_Excerpt provided_
* * * * * * * * *
The painting of objects. The theater of bottles and bags.

Comments on Sabine Christmann´s paintings. Hans-Joachim Müller, 2011

Bottles, bags, cans, fabric, carrier bags, small bags. The work remains loyal to its object categories. The handful of motifs it has chosen seem reason enough. And always a new reason to examine things item for item, carefully measure their distances, cultivate the space that separates and unites them. The fact that they generally appear as a group does not contradict this. Group is only another word for the subtlest coordination of individuals. At any rate the items do not occur as clusters, and sheer abundance is most definitely not Sabine Christmann’s aim in her paintings.

 

Nor do the objects seek to communicate or report. It is not easy to find a rhyme to the narrow inventory. And even if you are familiar with the arrangement of things, know the rules and deviations, you will not be able to say that you have understood the world better from the vantage point of bottles, bags, cans, fabric, carrier bags, small bags. On the other hand these things have apparently not entered the picture arbitrarily. The plastic water bottle emblazoned with the lettering “Black Forest” may have happened to find its way into the store of plastic water bottles. But there are justifiable decisions as to why it was chosen for the painting and occupies a prominent spot. Nobody sorts plastic water bottles, beer cans and liquor flasks according to size, color and design, arranges them on the studio table like ingeniously distributed chess figures and paints them so scrupulously as if a horde of demanding models were positioned in front of the easel if the artist’s curiosity were only for the painting per se and were not also directed towards the objects. It has always been a clueless construction, if from the perspective of the allegedly enlightened abstract art the old mimesis is to be salvaged with the remark that representational art is no longer concerned with objects themselves but only with its creative occurrence.

 

That said, in this oeuvre the objects do exert a strong seduction. And the manner in which they are painted, in meticulous detail so as to be recognizable and aiming for an exact likeness, would hardly suggest their concrete sensuality had no intrinsic meaning or were just a pretense for the sensuality of painting. And nowhere is there evidence fuelling the suspicion that in actual fact the artist wished to distract us from the subjects, merely used them to demonstrate her painterly skills, and did not seriously intend what she painted. The fact that she presents her curious groups neither like stars nor like delinquents does not mean she distanced herself from them - and certainly does not mean that the bottles, bags, cans, fabric, carrier bags, small bags were exchangeable, and that you could substitute red, green or yellow fruits instead.

 

But we do not have red, green or yellow fruit on the table, no traditional props from the store handed down from the history of still life painting. Obstinately they keep to themselves, the Christmann bottles and bags. Now and then a new one joins them, but even with those that already made an appearance you can do an awful lot. There is not much variation or alternation. You repeatedly look into a familiar bottle face, read a name you have previously read on another painting. And the fact that you can read names and seemingly look into faces makes it perfectly clear that this representational art embraces its objects, that it does not need these objects as something to paint over as Giorgio Morandi did, to render them unrecognizable and have them dissolve into random blobs of color that barely recall their earthly origins.
* * * * * * * * *
_Raw records_
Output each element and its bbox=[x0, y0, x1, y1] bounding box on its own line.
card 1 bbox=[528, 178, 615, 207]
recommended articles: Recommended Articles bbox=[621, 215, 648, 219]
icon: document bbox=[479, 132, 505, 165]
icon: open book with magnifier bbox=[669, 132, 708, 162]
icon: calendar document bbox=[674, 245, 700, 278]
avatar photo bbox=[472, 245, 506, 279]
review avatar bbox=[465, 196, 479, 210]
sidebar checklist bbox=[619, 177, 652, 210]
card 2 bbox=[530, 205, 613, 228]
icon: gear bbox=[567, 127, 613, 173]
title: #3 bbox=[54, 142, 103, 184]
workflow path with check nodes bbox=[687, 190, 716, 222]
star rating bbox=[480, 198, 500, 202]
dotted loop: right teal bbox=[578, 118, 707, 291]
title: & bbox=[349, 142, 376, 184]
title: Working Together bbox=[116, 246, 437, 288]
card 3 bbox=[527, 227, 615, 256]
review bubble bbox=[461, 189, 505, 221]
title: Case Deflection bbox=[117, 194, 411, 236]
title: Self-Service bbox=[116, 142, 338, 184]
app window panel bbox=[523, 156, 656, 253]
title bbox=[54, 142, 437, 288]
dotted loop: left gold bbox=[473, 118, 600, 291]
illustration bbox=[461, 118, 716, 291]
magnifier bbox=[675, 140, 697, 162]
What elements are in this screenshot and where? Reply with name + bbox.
* * * * * * * * *
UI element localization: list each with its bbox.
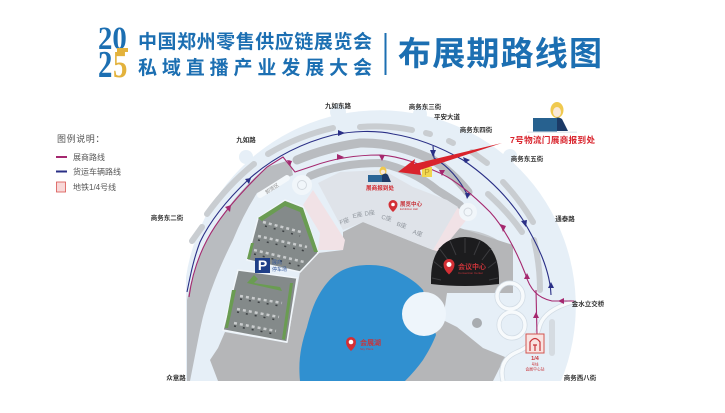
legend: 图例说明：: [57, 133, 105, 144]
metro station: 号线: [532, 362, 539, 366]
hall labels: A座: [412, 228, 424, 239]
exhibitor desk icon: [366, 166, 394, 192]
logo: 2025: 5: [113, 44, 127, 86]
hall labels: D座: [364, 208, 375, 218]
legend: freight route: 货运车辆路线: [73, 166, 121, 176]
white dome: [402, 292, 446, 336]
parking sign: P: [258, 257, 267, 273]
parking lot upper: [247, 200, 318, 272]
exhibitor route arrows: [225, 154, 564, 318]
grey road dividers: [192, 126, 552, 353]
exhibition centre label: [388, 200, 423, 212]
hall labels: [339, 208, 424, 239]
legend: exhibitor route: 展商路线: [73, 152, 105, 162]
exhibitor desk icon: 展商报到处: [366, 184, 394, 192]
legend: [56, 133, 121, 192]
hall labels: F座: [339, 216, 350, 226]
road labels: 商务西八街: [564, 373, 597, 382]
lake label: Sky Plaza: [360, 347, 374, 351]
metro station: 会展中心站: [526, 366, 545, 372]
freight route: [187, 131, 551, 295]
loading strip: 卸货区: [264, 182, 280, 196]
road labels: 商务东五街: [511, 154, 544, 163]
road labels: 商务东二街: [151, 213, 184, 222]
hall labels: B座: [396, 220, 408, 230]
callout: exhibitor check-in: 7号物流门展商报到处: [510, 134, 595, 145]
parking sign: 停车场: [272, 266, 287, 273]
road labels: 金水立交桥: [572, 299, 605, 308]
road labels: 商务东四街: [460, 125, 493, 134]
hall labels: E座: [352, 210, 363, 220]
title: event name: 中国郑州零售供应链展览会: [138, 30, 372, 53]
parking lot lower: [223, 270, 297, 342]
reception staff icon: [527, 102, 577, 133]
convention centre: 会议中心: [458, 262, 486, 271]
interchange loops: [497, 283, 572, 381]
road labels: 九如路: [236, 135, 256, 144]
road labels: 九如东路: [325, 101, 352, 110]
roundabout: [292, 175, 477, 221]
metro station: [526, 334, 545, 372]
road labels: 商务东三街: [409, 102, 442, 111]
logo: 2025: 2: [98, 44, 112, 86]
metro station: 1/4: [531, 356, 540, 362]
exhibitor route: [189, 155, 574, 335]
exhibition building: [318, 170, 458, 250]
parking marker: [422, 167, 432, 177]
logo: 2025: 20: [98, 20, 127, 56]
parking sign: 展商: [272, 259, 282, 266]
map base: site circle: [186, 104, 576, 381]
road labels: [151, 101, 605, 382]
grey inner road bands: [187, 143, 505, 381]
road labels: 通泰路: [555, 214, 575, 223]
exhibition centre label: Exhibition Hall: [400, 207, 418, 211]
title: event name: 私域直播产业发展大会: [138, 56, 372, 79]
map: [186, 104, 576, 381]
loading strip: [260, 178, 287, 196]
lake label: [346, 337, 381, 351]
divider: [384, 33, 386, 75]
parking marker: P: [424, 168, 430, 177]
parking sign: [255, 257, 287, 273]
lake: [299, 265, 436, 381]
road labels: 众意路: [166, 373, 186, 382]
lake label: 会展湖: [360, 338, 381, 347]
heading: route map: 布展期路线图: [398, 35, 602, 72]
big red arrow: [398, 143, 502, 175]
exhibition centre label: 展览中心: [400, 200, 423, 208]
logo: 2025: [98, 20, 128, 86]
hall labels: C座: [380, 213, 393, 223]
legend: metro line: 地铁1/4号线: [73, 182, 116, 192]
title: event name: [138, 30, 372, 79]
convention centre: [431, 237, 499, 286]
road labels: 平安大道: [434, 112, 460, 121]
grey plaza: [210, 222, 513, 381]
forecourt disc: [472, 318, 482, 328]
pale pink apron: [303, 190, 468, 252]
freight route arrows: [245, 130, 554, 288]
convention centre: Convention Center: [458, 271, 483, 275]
* * * * * * * * *
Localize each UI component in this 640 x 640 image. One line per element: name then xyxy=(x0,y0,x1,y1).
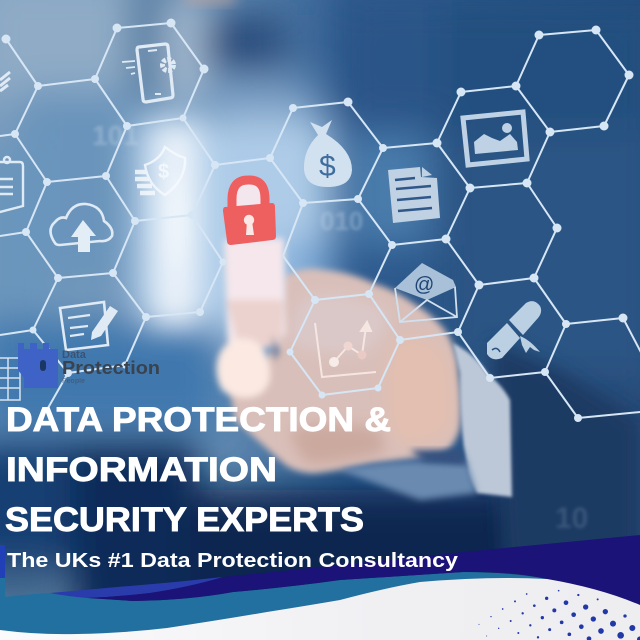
* * * * * * * * *
_Exercises_
a) In the essay on Sabine Christmann's paintings, translate this sentence into French: "Nor do the objects seek to communicate or report."
b) From the essay on Sabine Christmann's paintings, write out the passage from "Bottles, bags, cans, fabric, carrier bags, small bags. The" up to and including "in her paintings.".

_Exercise solutions_
a) Les objets ne cherchent pas non plus à communiquer ni à rendre compte.

b)
Bottles, bags, cans, fabric, carrier bags, small bags. The work remains loyal to its object categories. The handful of motifs it has chosen seem reason enough. And always a new reason to examine things item for item, carefully measure their distances, cultivate the space that separates and unites them. The fact that they generally appear as a group does not contradict this. Group is only another word for the subtlest coordination of individuals. At any rate the items do not occur as clusters, and sheer abundance is most definitely not Sabine Christmann’s aim in her paintings.